**EXTRACTED INFORMATION:**
####

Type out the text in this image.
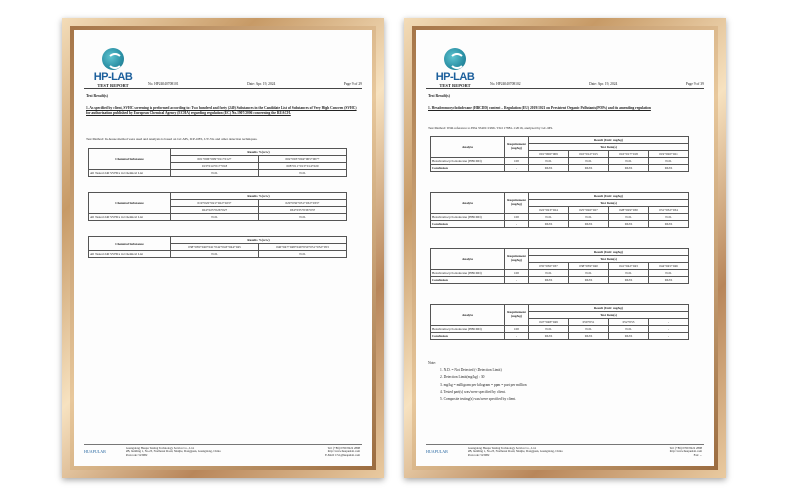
HP-LAB
TEST REPORT	No. HP24040708101	Date: Apr. 19, 2024	Page 9 of 29
Test Result(s)
1. As specified by client, SVHC screening is performed according to: Two hundred and forty (240) Substances in the Candidate List of Substances of Very High Concern (SVHC) for authorization published by European Chemical Agency (ECHA) regarding regulation (EC) No.1907/2006 concerning the REACH.
Test Method: In-house method were used and Analysis is based on GC-MS, ICP-OES, UV-Vis and other detection techniques.
Chemical Substance	Results %(w/w)	
	001+006+009+011+012+	002+003+004+005+007+
	013+014+017+018	008+011+013+014+020
All Tested 240 SVHCs in Chemical List	N.D.	N.D.
Chemical Substance	Results %(w/w)	
	019+020+021+022+023+	029+030+031+032+033+
	024+025+026+027	034+035+036+037
All Tested 240 SVHCs in Chemical List	N.D.	N.D.
Chemical Substance	Results %(w/w)	
	038+039+040+041+042+043+044+045	046+047+048+049+050+051+052+053
All Tested 240 SVHCs in Chemical List	N.D.	N.D.
HUAPULAB
Guangdong Huapu Testing Technology Service Co., Ltd.
#B, building 1, No.23, Northeast Road, Shuijie, Dongguan, Guangdong, China
Postcode: 523982
Tel: (+86) 0769 8222 2898
http://www.huapuslab.com
E-Mail: CS1@huapulab.com
HP-LAB
TEST REPORT	No. HP24040708102	Date: Apr. 19, 2024	Page 9 of 39
Test Result(s)
1. Hexabromocyclododecane (HBCDD) content – Regulation (EU) 2019/1021 on Persistent Organic Pollutants(POPs) and its amending regulation
Test Method: With reference to EPA 3540C:1996 / ISO 17881-1:2016, analyzed by GC-MS.
Analyte	Requirement (mg/kg)	Result (Unit: mg/kg)			
		Test Item(s)			
		001+006+009	010+012+015	016+017+018	019+020+021
Hexabromocyclododecane (HBCDD)	100	N.D.	N.D.	N.D.	N.D.
Conclusion	-	PASS	PASS	PASS	PASS
Analyte	Requirement (mg/kg)	Result (Unit: mg/kg)			
		Test Item(s)			
		022+023+024	025+026+027	028+029+030	031+032+034
Hexabromocyclododecane (HBCDD)	100	N.D.	N.D.	N.D.	N.D.
Conclusion	-	PASS	PASS	PASS	PASS
Analyte	Requirement (mg/kg)	Result (Unit: mg/kg)			
		Test Item(s)			
		035+036+037	038+039+040	041+042+043	044+045+046
Hexabromocyclododecane (HBCDD)	100	N.D.	N.D.	N.D.	N.D.
Conclusion	-	PASS	PASS	PASS	PASS
Analyte	Requirement (mg/kg)	Result (Unit: mg/kg)			
		Test Item(s)			
		047+048+049	050+051	052+053	-
Hexabromocyclododecane (HBCDD)	100	N.D.	N.D.	N.D.	-
Conclusion	-	PASS	PASS	PASS	-
Note:
1. N.D. = Not Detected (<Detection Limit)
2. Detection Limit(mg/kg) : 30
3. mg/kg = milligram per kilogram = ppm = part per million
4. Tested part(s) was/were specified by client.
5. Composite testing(s) was/were specified by client.
HUAPULAB
Guangdong Huapu Testing Technology Service Co., Ltd.
#B, building 1, No.23, Northeast Road, Shuijie, Dongguan, Guangdong, China
Postcode: 523982
Tel: (+86) 0769 8222 2898
http://www.huapuslab.com
Fax: ...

####

**EXERCISE INSTRUCTIONS:** Output every entry verbatim. Pictures do not belong in the copy.

**RESPONSE TO THE TASK:**
Type out the text in this image.
HP-LAB
TEST REPORT	No. HP24040708101	Date: Apr. 19, 2024	Page 9 of 29
Test Result(s)
1. As specified by client, SVHC screening is performed according to: Two hundred and forty (240) Substances in the Candidate List of Substances of Very High Concern (SVHC) for authorization published by European Chemical Agency (ECHA) regarding regulation (EC) No.1907/2006 concerning the REACH.
Test Method: In-house method were used and Analysis is based on GC-MS, ICP-OES, UV-Vis and other detection techniques.
Chemical Substance	Results %(w/w)	
	001+006+009+011+012+	002+003+004+005+007+
	013+014+017+018	008+011+013+014+020
All Tested 240 SVHCs in Chemical List	N.D.	N.D.
Chemical Substance	Results %(w/w)	
	019+020+021+022+023+	029+030+031+032+033+
	024+025+026+027	034+035+036+037
All Tested 240 SVHCs in Chemical List	N.D.	N.D.
Chemical Substance	Results %(w/w)	
	038+039+040+041+042+043+044+045	046+047+048+049+050+051+052+053
All Tested 240 SVHCs in Chemical List	N.D.	N.D.
HUAPULAB
Guangdong Huapu Testing Technology Service Co., Ltd.
#B, building 1, No.23, Northeast Road, Shuijie, Dongguan, Guangdong, China
Postcode: 523982
Tel: (+86) 0769 8222 2898
http://www.huapuslab.com
E-Mail: CS1@huapulab.com
HP-LAB
TEST REPORT	No. HP24040708102	Date: Apr. 19, 2024	Page 9 of 39
Test Result(s)
1. Hexabromocyclododecane (HBCDD) content – Regulation (EU) 2019/1021 on Persistent Organic Pollutants(POPs) and its amending regulation
Test Method: With reference to EPA 3540C:1996 / ISO 17881-1:2016, analyzed by GC-MS.
Analyte	Requirement (mg/kg)	Result (Unit: mg/kg)			
		Test Item(s)			
		001+006+009	010+012+015	016+017+018	019+020+021
Hexabromocyclododecane (HBCDD)	100	N.D.	N.D.	N.D.	N.D.
Conclusion	-	PASS	PASS	PASS	PASS
Analyte	Requirement (mg/kg)	Result (Unit: mg/kg)			
		Test Item(s)			
		022+023+024	025+026+027	028+029+030	031+032+034
Hexabromocyclododecane (HBCDD)	100	N.D.	N.D.	N.D.	N.D.
Conclusion	-	PASS	PASS	PASS	PASS
Analyte	Requirement (mg/kg)	Result (Unit: mg/kg)			
		Test Item(s)			
		035+036+037	038+039+040	041+042+043	044+045+046
Hexabromocyclododecane (HBCDD)	100	N.D.	N.D.	N.D.	N.D.
Conclusion	-	PASS	PASS	PASS	PASS
Analyte	Requirement (mg/kg)	Result (Unit: mg/kg)			
		Test Item(s)			
		047+048+049	050+051	052+053	-
Hexabromocyclododecane (HBCDD)	100	N.D.	N.D.	N.D.	-
Conclusion	-	PASS	PASS	PASS	-
Note:
1. N.D. = Not Detected (<Detection Limit)
2. Detection Limit(mg/kg) : 30
3. mg/kg = milligram per kilogram = ppm = part per million
4. Tested part(s) was/were specified by client.
5. Composite testing(s) was/were specified by client.
HUAPULAB
Guangdong Huapu Testing Technology Service Co., Ltd.
#B, building 1, No.23, Northeast Road, Shuijie, Dongguan, Guangdong, China
Postcode: 523982
Tel: (+86) 0769 8222 2898
http://www.huapuslab.com
Fax: ...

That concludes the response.